Task brief
Reproduce the material below with every "tile-label" switched to "tile-caption" and everything else unchanged. Leave the pictures out.

'''

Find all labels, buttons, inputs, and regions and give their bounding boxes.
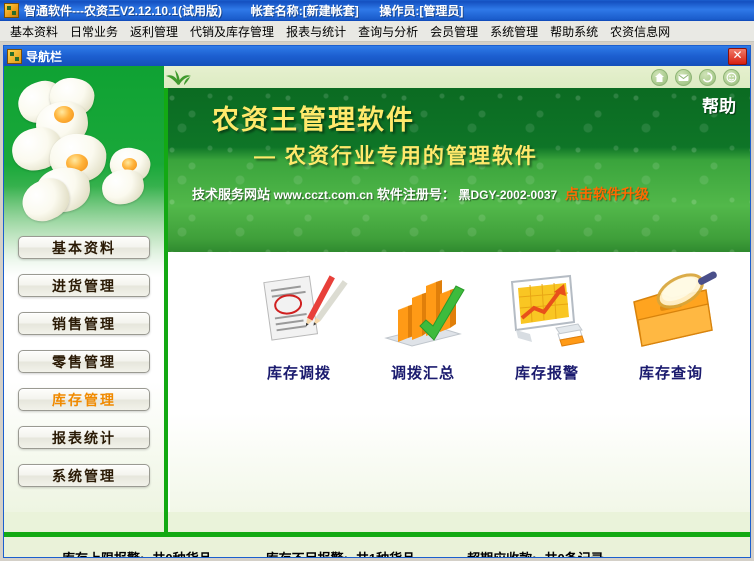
home-icon[interactable] bbox=[651, 69, 668, 86]
banner-title: 农资王管理软件 bbox=[212, 105, 415, 135]
help-link[interactable]: 帮助 bbox=[702, 92, 736, 117]
menu-item-query-analysis[interactable]: 查询与分析 bbox=[352, 21, 424, 42]
leaf-icon bbox=[164, 68, 194, 86]
refresh-icon[interactable] bbox=[699, 69, 716, 86]
software-upgrade-link[interactable]: 点击软件升级 bbox=[565, 186, 649, 202]
document-pencil-icon bbox=[248, 264, 350, 356]
close-icon[interactable]: ✕ bbox=[728, 47, 747, 65]
window-title: 智通软件---农资王V2.12.10.1(试用版) 帐套名称:[新建帐套] 操作… bbox=[24, 2, 463, 19]
sidebar-menu: 基本资料 进货管理 销售管理 零售管理 库存管理 报表统计 系统管理 bbox=[18, 236, 158, 502]
sidebar-item-retail[interactable]: 零售管理 bbox=[18, 350, 150, 373]
folder-magnifier-icon bbox=[620, 264, 722, 356]
status-item-upper-limit-alert: 库存上限报警: 共0种货品 bbox=[62, 548, 212, 558]
status-label: 库存上限报警: bbox=[62, 548, 144, 558]
menu-item-daily-business[interactable]: 日常业务 bbox=[64, 21, 124, 42]
sidebar-item-reports[interactable]: 报表统计 bbox=[18, 426, 150, 449]
menu-item-reports[interactable]: 报表与统计 bbox=[280, 21, 352, 42]
status-label: 库存不足报警: bbox=[266, 548, 348, 558]
menu-item-agri-info-net[interactable]: 农资信息网 bbox=[604, 21, 676, 42]
status-label: 超期应收款: bbox=[467, 548, 536, 558]
sidebar-item-inventory[interactable]: 库存管理 bbox=[18, 388, 150, 411]
account-set-text: 帐套名称:[新建帐套] bbox=[250, 4, 359, 18]
menu-item-system[interactable]: 系统管理 bbox=[484, 21, 544, 42]
menu-item-help[interactable]: 帮助系统 bbox=[544, 21, 604, 42]
vertical-divider-lower bbox=[164, 512, 168, 534]
navigation-window-icon bbox=[7, 48, 22, 64]
narcissus-flowers-image bbox=[6, 73, 164, 236]
status-item-overdue-receivables: 超期应收款: 共0条记录 bbox=[467, 548, 604, 558]
sidebar-item-sales[interactable]: 销售管理 bbox=[18, 312, 150, 335]
service-site-label: 技术服务网站 bbox=[192, 187, 271, 202]
main-content-area: 库存调拨 调拨汇总 库存报警 库存查询 bbox=[170, 252, 750, 512]
tile-stock-query[interactable]: 库存查询 bbox=[620, 264, 722, 383]
sidebar-item-purchase[interactable]: 进货管理 bbox=[18, 274, 150, 297]
banner-info-line: 技术服务网站 www.cczt.com.cn 软件注册号： 黑DGY-2002-… bbox=[192, 184, 649, 204]
navigation-window-title: 导航栏 bbox=[26, 49, 63, 64]
menu-bar: 基本资料 日常业务 返利管理 代销及库存管理 报表与统计 查询与分析 会员管理 … bbox=[0, 21, 754, 42]
navigation-window-title-bar: 导航栏 ✕ bbox=[4, 46, 750, 66]
promo-banner: 帮助 农资王管理软件 — 农资行业专用的管理软件 技术服务网站 www.cczt… bbox=[164, 88, 750, 252]
menu-item-rebate[interactable]: 返利管理 bbox=[124, 21, 184, 42]
status-item-low-stock-alert: 库存不足报警: 共1种货品 bbox=[266, 548, 416, 558]
vertical-divider bbox=[164, 88, 168, 512]
title-bar: 智通软件---农资王V2.12.10.1(试用版) 帐套名称:[新建帐套] 操作… bbox=[0, 0, 754, 21]
status-bar: 库存上限报警: 共0种货品 库存不足报警: 共1种货品 超期应收款: 共0条记录 bbox=[4, 537, 750, 557]
mail-icon[interactable] bbox=[675, 69, 692, 86]
bar-chart-check-icon bbox=[372, 264, 474, 356]
menu-item-basic-data[interactable]: 基本资料 bbox=[4, 21, 64, 42]
tile-transfer-summary[interactable]: 调拨汇总 bbox=[372, 264, 474, 383]
app-title-text: 智通软件---农资王V2.12.10.1(试用版) bbox=[24, 4, 223, 18]
reg-number-value: 黑DGY-2002-0037 bbox=[458, 188, 558, 202]
monitor-chart-icon bbox=[496, 264, 598, 356]
tile-stock-transfer[interactable]: 库存调拨 bbox=[248, 264, 350, 383]
application-window: 智通软件---农资王V2.12.10.1(试用版) 帐套名称:[新建帐套] 操作… bbox=[0, 0, 754, 561]
sidebar-item-basic-data[interactable]: 基本资料 bbox=[18, 236, 150, 259]
status-value: 共0种货品 bbox=[152, 548, 211, 558]
tile-stock-alert[interactable]: 库存报警 bbox=[496, 264, 598, 383]
navigation-page: 帮助 农资王管理软件 — 农资行业专用的管理软件 技术服务网站 www.cczt… bbox=[4, 66, 750, 557]
tile-label: 调拨汇总 bbox=[390, 365, 455, 382]
menu-item-consign-stock[interactable]: 代销及库存管理 bbox=[184, 21, 280, 42]
menu-item-membership[interactable]: 会员管理 bbox=[424, 21, 484, 42]
header-icon-group bbox=[651, 69, 740, 86]
header-strip bbox=[164, 66, 750, 90]
navigation-window: 导航栏 ✕ 帮助 农资王管理软件 — 农资行业专用的管理软件 技术服务网站 ww… bbox=[3, 45, 751, 558]
lower-strip bbox=[4, 512, 750, 532]
tile-label: 库存调拨 bbox=[266, 365, 331, 382]
operator-text: 操作员:[管理员] bbox=[379, 4, 464, 18]
module-tile-grid: 库存调拨 调拨汇总 库存报警 库存查询 bbox=[170, 264, 750, 383]
app-icon bbox=[4, 3, 19, 18]
tile-label: 库存查询 bbox=[638, 365, 703, 382]
reg-number-label: 软件注册号： bbox=[376, 187, 455, 202]
banner-subtitle: — 农资行业专用的管理软件 bbox=[254, 145, 538, 168]
service-site-url: www.cczt.com.cn bbox=[273, 188, 374, 202]
tile-label: 库存报警 bbox=[514, 365, 579, 382]
smiley-icon[interactable] bbox=[723, 69, 740, 86]
status-value: 共0条记录 bbox=[545, 548, 604, 558]
sidebar-item-system[interactable]: 系统管理 bbox=[18, 464, 150, 487]
status-value: 共1种货品 bbox=[356, 548, 415, 558]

'''

Result below
Find all labels, buttons, inputs, and regions and give their bounding boxes.
home-icon[interactable] bbox=[651, 69, 668, 86]
banner-title: 农资王管理软件 bbox=[212, 105, 415, 135]
help-link[interactable]: 帮助 bbox=[702, 92, 736, 117]
menu-item-query-analysis[interactable]: 查询与分析 bbox=[352, 21, 424, 42]
leaf-icon bbox=[164, 68, 194, 86]
refresh-icon[interactable] bbox=[699, 69, 716, 86]
software-upgrade-link[interactable]: 点击软件升级 bbox=[565, 186, 649, 202]
document-pencil-icon bbox=[248, 264, 350, 356]
close-icon[interactable]: ✕ bbox=[728, 47, 747, 65]
window-title: 智通软件---农资王V2.12.10.1(试用版) 帐套名称:[新建帐套] 操作… bbox=[24, 2, 463, 19]
sidebar-menu: 基本资料 进货管理 销售管理 零售管理 库存管理 报表统计 系统管理 bbox=[18, 236, 158, 502]
sidebar-item-retail[interactable]: 零售管理 bbox=[18, 350, 150, 373]
folder-magnifier-icon bbox=[620, 264, 722, 356]
status-item-upper-limit-alert: 库存上限报警: 共0种货品 bbox=[62, 548, 212, 558]
status-label: 库存上限报警: bbox=[62, 548, 144, 558]
menu-item-daily-business[interactable]: 日常业务 bbox=[64, 21, 124, 42]
sidebar-item-reports[interactable]: 报表统计 bbox=[18, 426, 150, 449]
menu-item-reports[interactable]: 报表与统计 bbox=[280, 21, 352, 42]
status-label: 库存不足报警: bbox=[266, 548, 348, 558]
menu-item-agri-info-net[interactable]: 农资信息网 bbox=[604, 21, 676, 42]
status-label: 超期应收款: bbox=[467, 548, 536, 558]
sidebar-item-inventory[interactable]: 库存管理 bbox=[18, 388, 150, 411]
account-set-text: 帐套名称:[新建帐套] bbox=[250, 4, 359, 18]
menu-item-system[interactable]: 系统管理 bbox=[484, 21, 544, 42]
menu-item-help[interactable]: 帮助系统 bbox=[544, 21, 604, 42]
vertical-divider-lower bbox=[164, 512, 168, 534]
navigation-window-icon bbox=[7, 48, 22, 64]
narcissus-flowers-image bbox=[6, 73, 164, 236]
status-item-overdue-receivables: 超期应收款: 共0条记录 bbox=[467, 548, 604, 558]
sidebar-item-sales[interactable]: 销售管理 bbox=[18, 312, 150, 335]
service-site-label: 技术服务网站 bbox=[192, 187, 271, 202]
main-content-area: 库存调拨 调拨汇总 库存报警 库存查询 bbox=[170, 252, 750, 512]
tile-stock-query[interactable]: 库存查询 bbox=[620, 264, 722, 383]
sidebar-item-purchase[interactable]: 进货管理 bbox=[18, 274, 150, 297]
banner-info-line: 技术服务网站 www.cczt.com.cn 软件注册号： 黑DGY-2002-… bbox=[192, 184, 649, 204]
navigation-window-title: 导航栏 bbox=[26, 49, 63, 64]
menu-bar: 基本资料 日常业务 返利管理 代销及库存管理 报表与统计 查询与分析 会员管理 … bbox=[0, 21, 754, 42]
navigation-window-title-bar: 导航栏 ✕ bbox=[4, 46, 750, 66]
promo-banner: 帮助 农资王管理软件 — 农资行业专用的管理软件 技术服务网站 www.cczt… bbox=[164, 88, 750, 252]
menu-item-rebate[interactable]: 返利管理 bbox=[124, 21, 184, 42]
status-item-low-stock-alert: 库存不足报警: 共1种货品 bbox=[266, 548, 416, 558]
vertical-divider bbox=[164, 88, 168, 512]
title-bar: 智通软件---农资王V2.12.10.1(试用版) 帐套名称:[新建帐套] 操作… bbox=[0, 0, 754, 21]
status-bar: 库存上限报警: 共0种货品 库存不足报警: 共1种货品 超期应收款: 共0条记录 bbox=[4, 537, 750, 557]
mail-icon[interactable] bbox=[675, 69, 692, 86]
bar-chart-check-icon bbox=[372, 264, 474, 356]
menu-item-basic-data[interactable]: 基本资料 bbox=[4, 21, 64, 42]
tile-transfer-summary[interactable]: 调拨汇总 bbox=[372, 264, 474, 383]
app-title-text: 智通软件---农资王V2.12.10.1(试用版) bbox=[24, 4, 223, 18]
reg-number-value: 黑DGY-2002-0037 bbox=[458, 188, 558, 202]
monitor-chart-icon bbox=[496, 264, 598, 356]
tile-stock-transfer[interactable]: 库存调拨 bbox=[248, 264, 350, 383]
application-window: 智通软件---农资王V2.12.10.1(试用版) 帐套名称:[新建帐套] 操作… bbox=[0, 0, 754, 561]
sidebar-item-basic-data[interactable]: 基本资料 bbox=[18, 236, 150, 259]
status-value: 共0种货品 bbox=[152, 548, 211, 558]
tile-stock-alert[interactable]: 库存报警 bbox=[496, 264, 598, 383]
navigation-page: 帮助 农资王管理软件 — 农资行业专用的管理软件 技术服务网站 www.cczt… bbox=[4, 66, 750, 557]
tile-caption: 调拨汇总 bbox=[390, 365, 455, 382]
menu-item-consign-stock[interactable]: 代销及库存管理 bbox=[184, 21, 280, 42]
menu-item-membership[interactable]: 会员管理 bbox=[424, 21, 484, 42]
header-icon-group bbox=[651, 69, 740, 86]
header-strip bbox=[164, 66, 750, 90]
navigation-window: 导航栏 ✕ 帮助 农资王管理软件 — 农资行业专用的管理软件 技术服务网站 ww… bbox=[3, 45, 751, 558]
lower-strip bbox=[4, 512, 750, 532]
tile-caption: 库存调拨 bbox=[266, 365, 331, 382]
operator-text: 操作员:[管理员] bbox=[379, 4, 464, 18]
module-tile-grid: 库存调拨 调拨汇总 库存报警 库存查询 bbox=[170, 264, 750, 383]
app-icon bbox=[4, 3, 19, 18]
tile-caption: 库存查询 bbox=[638, 365, 703, 382]
reg-number-label: 软件注册号： bbox=[376, 187, 455, 202]
banner-subtitle: — 农资行业专用的管理软件 bbox=[254, 145, 538, 168]
service-site-url: www.cczt.com.cn bbox=[273, 188, 374, 202]
tile-caption: 库存报警 bbox=[514, 365, 579, 382]
smiley-icon[interactable] bbox=[723, 69, 740, 86]
status-value: 共0条记录 bbox=[545, 548, 604, 558]
sidebar-item-system[interactable]: 系统管理 bbox=[18, 464, 150, 487]
status-value: 共1种货品 bbox=[356, 548, 415, 558]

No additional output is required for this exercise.